__Task description__. Could you pick up the comment thread on Primal theory and repression below and continue it from its final sentence?

__Quoted passage__.
= = = =
Merry Christmas to you to!
your Frank
An email comment:"Art thanks for writing this...
ReplyDeleteI love your writing especially, when its simple and straightforward. Somehow it helps me feel connected to myself, a little more, and puts things into perspective for me. I always think about that line your wrote in Prisoners of Pain, that went some thing like, "the symptom or symbol is the contradiction between the feeling and the need to repress it..." Its good to feel, Thank you.
Hi,
ReplyDelete-"Love cannot penetrate the barrier of the gates, which are busy blocking- out input from inside and out"-.
That was almost one of those 'throw away' remarks but it has hooked me into a pithy question and possibly answered it. . .
There has been a lot in my life to make me feel foolish and increasingly alienated until this point now where I am frightened of nearly every one; except children (and even some of them can be terrifying to me).
As I understand it, due to my upbringing in very exclusive prison camps for the 'privileged', I have become super sensitive to the gross discrepancies in all societies across the planet. I never bought into that privilege and now I'm paying the price of my 'downward mobility'. The main rub is the realisation that repression is almost universal and most of us humans are carrying around (totally unaware) an 'organism wide' pool of pain. Distributed through every cell, replicating itself 'automatically' without any more will than the will to replicate. . . We are protected from it by the gates. . . But as you say the gates shut out good things too, as well as keeping the inner shit battened down. . .
And so in my ponderings I am considering our 'act outs' and how our gates may be the 'lens' through which our perception is coloured thus coaxing a particular type of 'response' / re-act-ion / resonance. It's hard not to be a 'behaviourist' in this respect. . . I mean if you want to write about Primal and repression and the effects in individuals then pretty soon you're going to be up against those gates (in your readers / publishers) which keep all manifestations of love out as well.
Primal as a theory is an intellectual form of love. Those gates are shutting out Primal Theory. Many many times I have witnessed people breaking down and crying and perceiving their pain AS IT IS and love floods in. . . But then, those gates slam shut and the old perception / cognition kicks in and people go back to their old beliefs and (defensive) behaviours. . .
= = = =
__Raw data__.
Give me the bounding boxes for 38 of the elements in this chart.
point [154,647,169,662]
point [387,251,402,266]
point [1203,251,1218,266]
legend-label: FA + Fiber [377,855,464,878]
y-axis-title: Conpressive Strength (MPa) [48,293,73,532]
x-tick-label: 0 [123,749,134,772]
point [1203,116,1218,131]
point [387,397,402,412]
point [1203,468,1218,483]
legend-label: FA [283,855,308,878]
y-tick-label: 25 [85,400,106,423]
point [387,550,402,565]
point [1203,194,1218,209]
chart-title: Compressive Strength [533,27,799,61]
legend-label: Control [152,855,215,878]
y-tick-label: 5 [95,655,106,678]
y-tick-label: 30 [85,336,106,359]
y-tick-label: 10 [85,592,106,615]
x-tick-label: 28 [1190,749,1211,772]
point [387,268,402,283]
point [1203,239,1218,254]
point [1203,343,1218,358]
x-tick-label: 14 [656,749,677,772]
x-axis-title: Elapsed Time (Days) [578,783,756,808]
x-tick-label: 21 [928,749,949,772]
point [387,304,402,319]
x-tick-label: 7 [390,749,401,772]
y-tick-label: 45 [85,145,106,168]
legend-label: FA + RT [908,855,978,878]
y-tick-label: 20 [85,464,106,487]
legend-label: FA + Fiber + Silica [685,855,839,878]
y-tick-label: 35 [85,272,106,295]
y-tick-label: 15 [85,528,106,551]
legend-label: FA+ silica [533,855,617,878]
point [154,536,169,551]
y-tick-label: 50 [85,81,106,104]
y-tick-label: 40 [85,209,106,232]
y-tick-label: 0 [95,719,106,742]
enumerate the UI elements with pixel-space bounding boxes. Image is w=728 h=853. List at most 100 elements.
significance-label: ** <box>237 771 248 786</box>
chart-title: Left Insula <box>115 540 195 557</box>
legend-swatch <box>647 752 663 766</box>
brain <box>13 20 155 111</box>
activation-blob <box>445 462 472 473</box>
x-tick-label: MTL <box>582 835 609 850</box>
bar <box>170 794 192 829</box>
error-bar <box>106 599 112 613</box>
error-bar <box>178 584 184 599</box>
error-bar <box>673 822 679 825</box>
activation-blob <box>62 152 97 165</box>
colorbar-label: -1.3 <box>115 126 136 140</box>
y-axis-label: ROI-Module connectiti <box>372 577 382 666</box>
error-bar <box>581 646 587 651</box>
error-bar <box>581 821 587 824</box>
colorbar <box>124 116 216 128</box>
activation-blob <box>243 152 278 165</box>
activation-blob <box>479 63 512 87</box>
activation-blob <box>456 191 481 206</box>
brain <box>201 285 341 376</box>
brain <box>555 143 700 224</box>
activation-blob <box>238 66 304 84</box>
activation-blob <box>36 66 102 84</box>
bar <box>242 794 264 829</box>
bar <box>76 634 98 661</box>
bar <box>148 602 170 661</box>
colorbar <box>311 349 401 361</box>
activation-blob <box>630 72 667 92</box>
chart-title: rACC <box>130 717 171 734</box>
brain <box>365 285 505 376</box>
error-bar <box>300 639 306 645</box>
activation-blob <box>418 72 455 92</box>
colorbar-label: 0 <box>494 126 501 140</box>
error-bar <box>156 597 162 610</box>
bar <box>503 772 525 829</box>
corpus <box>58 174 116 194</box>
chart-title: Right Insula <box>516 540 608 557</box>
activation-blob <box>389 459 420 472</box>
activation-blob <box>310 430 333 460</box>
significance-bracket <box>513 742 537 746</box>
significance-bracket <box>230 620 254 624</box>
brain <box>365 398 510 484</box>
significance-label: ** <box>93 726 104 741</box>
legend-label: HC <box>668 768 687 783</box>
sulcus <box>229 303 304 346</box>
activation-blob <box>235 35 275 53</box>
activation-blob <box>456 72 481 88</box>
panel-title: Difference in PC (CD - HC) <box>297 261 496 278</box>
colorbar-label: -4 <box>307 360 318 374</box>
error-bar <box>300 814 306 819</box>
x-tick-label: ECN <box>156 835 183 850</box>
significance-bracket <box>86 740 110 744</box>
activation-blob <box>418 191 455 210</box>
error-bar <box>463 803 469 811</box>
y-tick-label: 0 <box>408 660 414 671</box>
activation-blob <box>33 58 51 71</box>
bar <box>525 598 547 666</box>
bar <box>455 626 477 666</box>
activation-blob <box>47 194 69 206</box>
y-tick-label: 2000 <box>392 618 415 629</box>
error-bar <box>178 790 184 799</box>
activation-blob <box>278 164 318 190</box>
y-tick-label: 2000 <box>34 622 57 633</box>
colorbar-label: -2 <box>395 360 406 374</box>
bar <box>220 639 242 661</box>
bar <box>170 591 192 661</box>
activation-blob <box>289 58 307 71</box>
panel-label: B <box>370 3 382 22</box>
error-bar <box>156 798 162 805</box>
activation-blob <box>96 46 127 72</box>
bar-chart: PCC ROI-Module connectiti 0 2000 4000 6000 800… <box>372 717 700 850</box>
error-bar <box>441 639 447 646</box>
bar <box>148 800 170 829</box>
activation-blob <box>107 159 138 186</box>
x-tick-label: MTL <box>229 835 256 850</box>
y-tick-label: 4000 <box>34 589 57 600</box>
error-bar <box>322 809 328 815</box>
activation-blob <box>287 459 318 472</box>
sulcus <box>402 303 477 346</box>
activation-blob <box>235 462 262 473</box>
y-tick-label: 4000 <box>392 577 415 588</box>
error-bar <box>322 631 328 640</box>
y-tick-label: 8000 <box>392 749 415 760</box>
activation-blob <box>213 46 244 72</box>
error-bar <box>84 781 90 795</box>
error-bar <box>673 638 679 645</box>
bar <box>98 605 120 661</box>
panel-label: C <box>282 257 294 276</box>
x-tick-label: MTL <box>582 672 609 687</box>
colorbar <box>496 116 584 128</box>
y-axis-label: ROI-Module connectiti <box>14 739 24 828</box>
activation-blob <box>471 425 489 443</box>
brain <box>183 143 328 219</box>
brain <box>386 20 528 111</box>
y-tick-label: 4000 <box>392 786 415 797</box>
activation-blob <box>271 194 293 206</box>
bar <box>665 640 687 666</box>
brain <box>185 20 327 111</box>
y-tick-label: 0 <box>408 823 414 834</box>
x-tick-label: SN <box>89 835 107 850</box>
= = = =
__Task output__.
I am no exception. . . Well, perhaps I am. . . If only I could get to the Primal Center I would find out for sure. . .
IF ONLY there were a different way than words to transmit the truth about Primal. . . because those gates shut out love of all kinds. Consequently people en mass are impervious to the truth of their situation. . .
I think the answer is in the Legacy Program. I think despite all the mock Primal (and even because of it) and despite all those padlocks and cast iron gates and act outs and repression and crazy belief systems you must publish the truth in all it's scientific and practical forms direct from the Primal Centers banks of information.
Have I really answered this pithy question ? I think so because once the Legacy Program is published those of us wrestling with this pithy question who are also perhaps in the position to write and publish could write and publish in support of this Legacy. . . To Petition for it even.
Given the current lack of availability of Primal around the Planet it would seem the Legacy is all there is to combat those gates; 7 billion of them.
Paul G.
Paul: Hang on, Dr. France tells me it is coming soon. Art
DeleteAn email comment: "Just wanted to wish you and yours a happy, healthy new year. I enjoyed your recent blog on the "act-out". It was the clearest and most concise description yet. I was thinking based undoubtedly upon our seminars back in the 90s that our "systems" are overtaxed and on high alert because "they" cannot, in a sense, actually distinguish between an external toxin and that of the "enemy within" on the rise. Happy New Year.